» **Excerpted records**
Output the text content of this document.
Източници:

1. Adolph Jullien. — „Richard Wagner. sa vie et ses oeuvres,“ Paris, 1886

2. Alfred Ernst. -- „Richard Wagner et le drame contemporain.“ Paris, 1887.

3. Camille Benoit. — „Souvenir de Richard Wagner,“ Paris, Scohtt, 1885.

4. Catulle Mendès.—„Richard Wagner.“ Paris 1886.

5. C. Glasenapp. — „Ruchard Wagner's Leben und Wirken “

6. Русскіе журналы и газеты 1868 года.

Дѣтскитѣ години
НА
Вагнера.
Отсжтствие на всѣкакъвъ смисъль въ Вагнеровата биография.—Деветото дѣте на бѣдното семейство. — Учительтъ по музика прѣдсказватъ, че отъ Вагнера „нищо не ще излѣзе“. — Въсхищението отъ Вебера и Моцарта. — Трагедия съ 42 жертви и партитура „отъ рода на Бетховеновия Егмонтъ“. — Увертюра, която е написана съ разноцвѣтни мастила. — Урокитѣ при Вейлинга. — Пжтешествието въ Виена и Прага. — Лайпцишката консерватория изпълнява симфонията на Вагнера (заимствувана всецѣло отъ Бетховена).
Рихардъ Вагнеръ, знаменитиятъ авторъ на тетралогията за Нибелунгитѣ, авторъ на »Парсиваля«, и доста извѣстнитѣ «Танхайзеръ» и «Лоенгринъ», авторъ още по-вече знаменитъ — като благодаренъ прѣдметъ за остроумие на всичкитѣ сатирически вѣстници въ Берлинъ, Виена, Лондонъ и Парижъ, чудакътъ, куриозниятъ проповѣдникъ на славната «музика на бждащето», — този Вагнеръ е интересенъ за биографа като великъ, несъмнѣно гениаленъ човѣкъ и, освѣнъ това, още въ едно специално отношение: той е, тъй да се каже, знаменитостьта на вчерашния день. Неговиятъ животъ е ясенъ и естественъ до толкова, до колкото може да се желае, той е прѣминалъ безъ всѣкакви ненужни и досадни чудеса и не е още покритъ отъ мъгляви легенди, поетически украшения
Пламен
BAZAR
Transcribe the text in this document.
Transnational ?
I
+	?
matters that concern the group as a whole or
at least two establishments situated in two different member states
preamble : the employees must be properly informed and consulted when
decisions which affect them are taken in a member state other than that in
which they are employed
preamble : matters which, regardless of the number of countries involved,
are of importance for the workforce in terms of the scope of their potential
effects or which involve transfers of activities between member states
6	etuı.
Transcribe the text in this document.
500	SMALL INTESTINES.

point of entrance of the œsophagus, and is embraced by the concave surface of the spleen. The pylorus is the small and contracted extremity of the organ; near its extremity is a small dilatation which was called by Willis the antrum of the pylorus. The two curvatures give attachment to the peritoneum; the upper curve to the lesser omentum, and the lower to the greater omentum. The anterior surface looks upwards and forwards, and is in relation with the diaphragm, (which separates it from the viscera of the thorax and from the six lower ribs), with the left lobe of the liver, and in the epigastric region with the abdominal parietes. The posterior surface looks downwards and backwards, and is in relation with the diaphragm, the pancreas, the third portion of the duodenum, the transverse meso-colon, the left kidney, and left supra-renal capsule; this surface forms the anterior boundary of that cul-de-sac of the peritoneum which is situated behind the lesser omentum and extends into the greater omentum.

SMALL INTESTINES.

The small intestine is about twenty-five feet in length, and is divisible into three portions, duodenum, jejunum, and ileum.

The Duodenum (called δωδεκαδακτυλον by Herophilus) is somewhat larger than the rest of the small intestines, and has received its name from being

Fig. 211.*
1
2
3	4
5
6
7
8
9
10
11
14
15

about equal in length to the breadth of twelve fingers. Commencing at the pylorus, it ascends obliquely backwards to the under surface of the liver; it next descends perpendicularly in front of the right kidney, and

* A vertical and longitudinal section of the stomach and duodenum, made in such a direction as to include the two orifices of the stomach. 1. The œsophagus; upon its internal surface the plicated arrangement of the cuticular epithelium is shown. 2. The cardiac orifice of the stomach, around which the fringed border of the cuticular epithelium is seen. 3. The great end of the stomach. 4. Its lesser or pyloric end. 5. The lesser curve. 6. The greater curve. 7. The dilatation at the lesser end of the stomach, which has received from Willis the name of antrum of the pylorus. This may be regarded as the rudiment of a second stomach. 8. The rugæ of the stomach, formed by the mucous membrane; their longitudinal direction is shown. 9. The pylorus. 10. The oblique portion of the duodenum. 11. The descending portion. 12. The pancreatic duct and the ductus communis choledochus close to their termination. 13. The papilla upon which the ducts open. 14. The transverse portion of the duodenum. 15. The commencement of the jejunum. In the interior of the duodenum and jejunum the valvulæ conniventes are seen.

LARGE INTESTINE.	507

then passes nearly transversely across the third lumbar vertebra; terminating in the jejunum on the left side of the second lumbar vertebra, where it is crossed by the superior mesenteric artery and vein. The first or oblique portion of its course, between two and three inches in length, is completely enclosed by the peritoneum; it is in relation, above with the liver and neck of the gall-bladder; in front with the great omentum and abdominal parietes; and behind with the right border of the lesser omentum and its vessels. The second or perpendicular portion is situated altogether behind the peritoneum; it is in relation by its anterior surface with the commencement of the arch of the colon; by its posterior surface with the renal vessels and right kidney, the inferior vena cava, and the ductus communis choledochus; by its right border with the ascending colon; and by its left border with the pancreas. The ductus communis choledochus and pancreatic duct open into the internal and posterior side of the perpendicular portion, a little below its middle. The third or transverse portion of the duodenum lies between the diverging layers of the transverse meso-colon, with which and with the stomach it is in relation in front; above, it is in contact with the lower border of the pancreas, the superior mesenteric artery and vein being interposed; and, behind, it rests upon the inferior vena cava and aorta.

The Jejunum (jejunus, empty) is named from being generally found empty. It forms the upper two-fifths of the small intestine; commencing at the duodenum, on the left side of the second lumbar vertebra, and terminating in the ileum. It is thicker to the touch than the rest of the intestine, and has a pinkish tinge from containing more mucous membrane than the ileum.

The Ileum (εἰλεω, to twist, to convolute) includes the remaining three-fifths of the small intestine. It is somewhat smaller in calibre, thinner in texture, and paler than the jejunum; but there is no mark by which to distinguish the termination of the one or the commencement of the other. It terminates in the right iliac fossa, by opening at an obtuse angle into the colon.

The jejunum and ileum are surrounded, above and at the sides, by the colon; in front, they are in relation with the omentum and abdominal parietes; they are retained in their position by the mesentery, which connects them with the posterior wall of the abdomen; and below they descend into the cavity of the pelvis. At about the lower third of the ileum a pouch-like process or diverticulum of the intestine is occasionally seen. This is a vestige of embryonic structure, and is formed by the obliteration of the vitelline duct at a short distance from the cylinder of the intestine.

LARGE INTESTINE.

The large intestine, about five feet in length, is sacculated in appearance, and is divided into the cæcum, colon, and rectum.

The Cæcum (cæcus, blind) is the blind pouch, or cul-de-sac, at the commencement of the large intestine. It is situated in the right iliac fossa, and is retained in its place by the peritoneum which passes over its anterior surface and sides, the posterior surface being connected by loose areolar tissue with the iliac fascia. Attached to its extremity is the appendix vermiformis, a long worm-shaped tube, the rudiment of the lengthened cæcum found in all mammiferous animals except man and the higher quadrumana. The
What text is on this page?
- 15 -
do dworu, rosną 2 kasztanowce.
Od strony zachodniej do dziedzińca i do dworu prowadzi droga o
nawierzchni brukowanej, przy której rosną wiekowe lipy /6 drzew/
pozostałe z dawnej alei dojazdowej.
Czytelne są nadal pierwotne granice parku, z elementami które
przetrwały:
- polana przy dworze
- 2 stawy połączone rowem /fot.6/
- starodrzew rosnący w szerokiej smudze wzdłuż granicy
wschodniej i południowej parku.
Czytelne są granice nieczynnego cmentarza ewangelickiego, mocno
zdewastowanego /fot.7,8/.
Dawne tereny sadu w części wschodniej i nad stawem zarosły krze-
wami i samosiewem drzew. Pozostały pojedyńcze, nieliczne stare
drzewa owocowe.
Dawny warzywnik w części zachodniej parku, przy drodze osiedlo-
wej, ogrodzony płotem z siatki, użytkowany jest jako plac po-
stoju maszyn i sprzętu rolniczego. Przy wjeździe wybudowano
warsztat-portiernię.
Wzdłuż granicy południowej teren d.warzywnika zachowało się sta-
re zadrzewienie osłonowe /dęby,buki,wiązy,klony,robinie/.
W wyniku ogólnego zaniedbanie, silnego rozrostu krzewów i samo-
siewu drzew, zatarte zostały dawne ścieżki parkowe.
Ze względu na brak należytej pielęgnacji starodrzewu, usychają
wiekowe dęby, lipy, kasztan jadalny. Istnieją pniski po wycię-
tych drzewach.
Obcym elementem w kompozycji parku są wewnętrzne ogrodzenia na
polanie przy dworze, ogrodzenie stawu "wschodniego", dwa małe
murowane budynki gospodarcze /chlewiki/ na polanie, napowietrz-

» **Objective**
Report back each line of the entries that holds the string "Виена".

» **Exercise result**
Отсжтствие на всѣкакъвъ смисъль въ Вагнеровата биография.—Деветото дѣте на бѣдното семейство. — Учительтъ по музика прѣдсказватъ, че отъ Вагнера „нищо не ще излѣзе“. — Въсхищението отъ Вебера и Моцарта. — Трагедия съ 42 жертви и партитура „отъ рода на Бетховеновия Егмонтъ“. — Увертюра, която е написана съ разноцвѣтни мастила. — Урокитѣ при Вейлинга. — Пжтешествието въ Виена и Прага. — Лайпцишката консерватория изпълнява симфонията на Вагнера (заимствувана всецѣло отъ Бетховена).
Рихардъ Вагнеръ, знаменитиятъ авторъ на тетралогията за Нибелунгитѣ, авторъ на »Парсиваля«, и доста извѣстнитѣ «Танхайзеръ» и «Лоенгринъ», авторъ още по-вече знаменитъ — като благодаренъ прѣдметъ за остроумие на всичкитѣ сатирически вѣстници въ Берлинъ, Виена, Лондонъ и Парижъ, чудакътъ, куриозниятъ проповѣдникъ на славната «музика на бждащето», — този Вагнеръ е интересенъ за биографа като великъ, несъмнѣно гениаленъ човѣкъ и, освѣнъ това, още въ едно специално отношение: той е, тъй да се каже, знаменитостьта на вчерашния день. Неговиятъ животъ е ясенъ и естественъ до толкова, до колкото може да се желае, той е прѣминалъ безъ всѣкакви ненужни и досадни чудеса и не е още покритъ отъ мъгляви легенди, поетически украшения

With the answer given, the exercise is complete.